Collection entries

## start

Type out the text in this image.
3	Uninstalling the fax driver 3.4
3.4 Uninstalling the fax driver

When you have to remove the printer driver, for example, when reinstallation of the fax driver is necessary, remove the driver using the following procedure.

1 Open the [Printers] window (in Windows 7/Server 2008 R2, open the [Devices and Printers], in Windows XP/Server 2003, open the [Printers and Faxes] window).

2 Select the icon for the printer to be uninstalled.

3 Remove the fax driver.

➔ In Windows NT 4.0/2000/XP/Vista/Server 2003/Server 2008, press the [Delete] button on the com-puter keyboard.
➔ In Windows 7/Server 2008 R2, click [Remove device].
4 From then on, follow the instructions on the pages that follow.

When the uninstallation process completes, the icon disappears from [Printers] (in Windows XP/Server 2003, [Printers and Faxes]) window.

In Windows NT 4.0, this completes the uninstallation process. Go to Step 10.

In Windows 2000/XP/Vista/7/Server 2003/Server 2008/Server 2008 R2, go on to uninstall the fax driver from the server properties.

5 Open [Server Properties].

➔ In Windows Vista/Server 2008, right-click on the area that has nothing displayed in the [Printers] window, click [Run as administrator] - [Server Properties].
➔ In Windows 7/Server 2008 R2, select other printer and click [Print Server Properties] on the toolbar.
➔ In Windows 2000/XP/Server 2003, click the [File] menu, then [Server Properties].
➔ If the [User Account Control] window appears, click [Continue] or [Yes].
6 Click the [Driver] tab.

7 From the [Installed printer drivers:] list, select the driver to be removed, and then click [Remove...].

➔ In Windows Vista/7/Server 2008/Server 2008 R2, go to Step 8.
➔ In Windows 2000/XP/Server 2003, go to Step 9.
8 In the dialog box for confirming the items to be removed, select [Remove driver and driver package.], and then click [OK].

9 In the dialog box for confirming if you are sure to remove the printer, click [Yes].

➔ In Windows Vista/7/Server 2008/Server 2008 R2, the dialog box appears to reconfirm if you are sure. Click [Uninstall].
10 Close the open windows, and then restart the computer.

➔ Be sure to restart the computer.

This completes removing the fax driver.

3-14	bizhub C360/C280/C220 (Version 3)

## end

**To be done**. Extract each record, keeping it identical to the original.

**Reply**.
Type out the text in this image.
3	Uninstalling the fax driver 3.4
3.4 Uninstalling the fax driver

When you have to remove the printer driver, for example, when reinstallation of the fax driver is necessary, remove the driver using the following procedure.

1 Open the [Printers] window (in Windows 7/Server 2008 R2, open the [Devices and Printers], in Windows XP/Server 2003, open the [Printers and Faxes] window).

2 Select the icon for the printer to be uninstalled.

3 Remove the fax driver.

➔ In Windows NT 4.0/2000/XP/Vista/Server 2003/Server 2008, press the [Delete] button on the com-puter keyboard.
➔ In Windows 7/Server 2008 R2, click [Remove device].
4 From then on, follow the instructions on the pages that follow.

When the uninstallation process completes, the icon disappears from [Printers] (in Windows XP/Server 2003, [Printers and Faxes]) window.

In Windows NT 4.0, this completes the uninstallation process. Go to Step 10.

In Windows 2000/XP/Vista/7/Server 2003/Server 2008/Server 2008 R2, go on to uninstall the fax driver from the server properties.

5 Open [Server Properties].

➔ In Windows Vista/Server 2008, right-click on the area that has nothing displayed in the [Printers] window, click [Run as administrator] - [Server Properties].
➔ In Windows 7/Server 2008 R2, select other printer and click [Print Server Properties] on the toolbar.
➔ In Windows 2000/XP/Server 2003, click the [File] menu, then [Server Properties].
➔ If the [User Account Control] window appears, click [Continue] or [Yes].
6 Click the [Driver] tab.

7 From the [Installed printer drivers:] list, select the driver to be removed, and then click [Remove...].

➔ In Windows Vista/7/Server 2008/Server 2008 R2, go to Step 8.
➔ In Windows 2000/XP/Server 2003, go to Step 9.
8 In the dialog box for confirming the items to be removed, select [Remove driver and driver package.], and then click [OK].

9 In the dialog box for confirming if you are sure to remove the printer, click [Yes].

➔ In Windows Vista/7/Server 2008/Server 2008 R2, the dialog box appears to reconfirm if you are sure. Click [Uninstall].
10 Close the open windows, and then restart the computer.

➔ Be sure to restart the computer.

This completes removing the fax driver.

3-14	bizhub C360/C280/C220 (Version 3)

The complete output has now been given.